_WHAT YOU ARE ASKED TO DO_.
Every record must be repeated exactly, with no omission.

_RECORDS SUPPLIED_.
◇ ◇ ◇ ◇ ◇ ◇ ◇

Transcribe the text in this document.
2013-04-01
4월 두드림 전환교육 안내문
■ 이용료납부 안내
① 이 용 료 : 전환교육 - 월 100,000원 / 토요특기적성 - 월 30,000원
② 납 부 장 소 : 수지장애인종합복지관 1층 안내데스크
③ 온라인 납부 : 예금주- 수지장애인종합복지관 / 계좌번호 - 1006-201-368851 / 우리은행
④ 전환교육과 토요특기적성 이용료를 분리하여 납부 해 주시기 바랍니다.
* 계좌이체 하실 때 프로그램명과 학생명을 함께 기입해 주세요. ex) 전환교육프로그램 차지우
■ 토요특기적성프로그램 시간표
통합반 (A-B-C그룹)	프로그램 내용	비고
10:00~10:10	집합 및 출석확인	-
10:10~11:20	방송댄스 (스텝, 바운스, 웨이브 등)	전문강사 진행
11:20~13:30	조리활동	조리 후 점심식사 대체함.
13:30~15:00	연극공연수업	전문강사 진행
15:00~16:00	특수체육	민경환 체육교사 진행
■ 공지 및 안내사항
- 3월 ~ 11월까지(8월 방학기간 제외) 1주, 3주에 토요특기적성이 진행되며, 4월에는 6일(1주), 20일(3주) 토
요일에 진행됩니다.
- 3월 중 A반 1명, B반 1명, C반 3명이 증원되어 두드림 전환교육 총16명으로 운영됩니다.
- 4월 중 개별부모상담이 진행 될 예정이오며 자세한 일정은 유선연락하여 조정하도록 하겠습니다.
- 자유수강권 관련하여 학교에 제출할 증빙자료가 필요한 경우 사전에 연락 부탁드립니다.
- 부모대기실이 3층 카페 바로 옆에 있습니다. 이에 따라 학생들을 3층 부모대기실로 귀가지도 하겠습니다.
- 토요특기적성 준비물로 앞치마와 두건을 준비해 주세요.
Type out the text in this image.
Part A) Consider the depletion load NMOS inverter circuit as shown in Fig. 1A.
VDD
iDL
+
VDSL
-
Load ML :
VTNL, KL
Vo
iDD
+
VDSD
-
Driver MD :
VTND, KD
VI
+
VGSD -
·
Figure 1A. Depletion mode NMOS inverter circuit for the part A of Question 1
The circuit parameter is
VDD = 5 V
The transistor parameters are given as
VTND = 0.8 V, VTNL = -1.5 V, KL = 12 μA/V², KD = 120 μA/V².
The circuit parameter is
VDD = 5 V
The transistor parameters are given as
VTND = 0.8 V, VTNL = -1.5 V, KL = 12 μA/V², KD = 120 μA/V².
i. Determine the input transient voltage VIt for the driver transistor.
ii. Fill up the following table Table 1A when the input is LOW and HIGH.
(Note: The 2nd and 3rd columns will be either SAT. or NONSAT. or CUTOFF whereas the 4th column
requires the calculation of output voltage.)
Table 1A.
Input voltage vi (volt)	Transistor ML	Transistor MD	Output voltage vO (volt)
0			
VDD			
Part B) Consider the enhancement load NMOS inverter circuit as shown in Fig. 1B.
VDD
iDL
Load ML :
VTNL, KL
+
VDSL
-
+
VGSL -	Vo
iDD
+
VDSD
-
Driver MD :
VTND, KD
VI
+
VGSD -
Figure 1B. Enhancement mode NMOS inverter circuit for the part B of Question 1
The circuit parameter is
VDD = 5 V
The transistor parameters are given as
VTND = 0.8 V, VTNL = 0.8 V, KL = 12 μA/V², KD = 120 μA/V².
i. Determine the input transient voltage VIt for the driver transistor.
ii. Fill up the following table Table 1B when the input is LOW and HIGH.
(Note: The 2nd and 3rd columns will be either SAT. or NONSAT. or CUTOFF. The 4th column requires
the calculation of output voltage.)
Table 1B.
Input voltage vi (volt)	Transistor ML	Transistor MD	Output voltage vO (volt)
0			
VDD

◇ ◇ ◇ ◇ ◇ ◇ ◇

_SOLUTION TO THIS PROBLEM_.
Transcribe the text in this document.
2013-04-01
4월 두드림 전환교육 안내문
■ 이용료납부 안내
① 이 용 료 : 전환교육 - 월 100,000원 / 토요특기적성 - 월 30,000원
② 납 부 장 소 : 수지장애인종합복지관 1층 안내데스크
③ 온라인 납부 : 예금주- 수지장애인종합복지관 / 계좌번호 - 1006-201-368851 / 우리은행
④ 전환교육과 토요특기적성 이용료를 분리하여 납부 해 주시기 바랍니다.
* 계좌이체 하실 때 프로그램명과 학생명을 함께 기입해 주세요. ex) 전환교육프로그램 차지우
■ 토요특기적성프로그램 시간표
통합반 (A-B-C그룹)	프로그램 내용	비고
10:00~10:10	집합 및 출석확인	-
10:10~11:20	방송댄스 (스텝, 바운스, 웨이브 등)	전문강사 진행
11:20~13:30	조리활동	조리 후 점심식사 대체함.
13:30~15:00	연극공연수업	전문강사 진행
15:00~16:00	특수체육	민경환 체육교사 진행
■ 공지 및 안내사항
- 3월 ~ 11월까지(8월 방학기간 제외) 1주, 3주에 토요특기적성이 진행되며, 4월에는 6일(1주), 20일(3주) 토
요일에 진행됩니다.
- 3월 중 A반 1명, B반 1명, C반 3명이 증원되어 두드림 전환교육 총16명으로 운영됩니다.
- 4월 중 개별부모상담이 진행 될 예정이오며 자세한 일정은 유선연락하여 조정하도록 하겠습니다.
- 자유수강권 관련하여 학교에 제출할 증빙자료가 필요한 경우 사전에 연락 부탁드립니다.
- 부모대기실이 3층 카페 바로 옆에 있습니다. 이에 따라 학생들을 3층 부모대기실로 귀가지도 하겠습니다.
- 토요특기적성 준비물로 앞치마와 두건을 준비해 주세요.
Type out the text in this image.
Part A) Consider the depletion load NMOS inverter circuit as shown in Fig. 1A.
VDD
iDL
+
VDSL
-
Load ML :
VTNL, KL
Vo
iDD
+
VDSD
-
Driver MD :
VTND, KD
VI
+
VGSD -
·
Figure 1A. Depletion mode NMOS inverter circuit for the part A of Question 1
The circuit parameter is
VDD = 5 V
The transistor parameters are given as
VTND = 0.8 V, VTNL = -1.5 V, KL = 12 μA/V², KD = 120 μA/V².
The circuit parameter is
VDD = 5 V
The transistor parameters are given as
VTND = 0.8 V, VTNL = -1.5 V, KL = 12 μA/V², KD = 120 μA/V².
i. Determine the input transient voltage VIt for the driver transistor.
ii. Fill up the following table Table 1A when the input is LOW and HIGH.
(Note: The 2nd and 3rd columns will be either SAT. or NONSAT. or CUTOFF whereas the 4th column
requires the calculation of output voltage.)
Table 1A.
Input voltage vi (volt)	Transistor ML	Transistor MD	Output voltage vO (volt)
0			
VDD			
Part B) Consider the enhancement load NMOS inverter circuit as shown in Fig. 1B.
VDD
iDL
Load ML :
VTNL, KL
+
VDSL
-
+
VGSL -	Vo
iDD
+
VDSD
-
Driver MD :
VTND, KD
VI
+
VGSD -
Figure 1B. Enhancement mode NMOS inverter circuit for the part B of Question 1
The circuit parameter is
VDD = 5 V
The transistor parameters are given as
VTND = 0.8 V, VTNL = 0.8 V, KL = 12 μA/V², KD = 120 μA/V².
i. Determine the input transient voltage VIt for the driver transistor.
ii. Fill up the following table Table 1B when the input is LOW and HIGH.
(Note: The 2nd and 3rd columns will be either SAT. or NONSAT. or CUTOFF. The 4th column requires
the calculation of output voltage.)
Table 1B.
Input voltage vi (volt)	Transistor ML	Transistor MD	Output voltage vO (volt)
0			
VDD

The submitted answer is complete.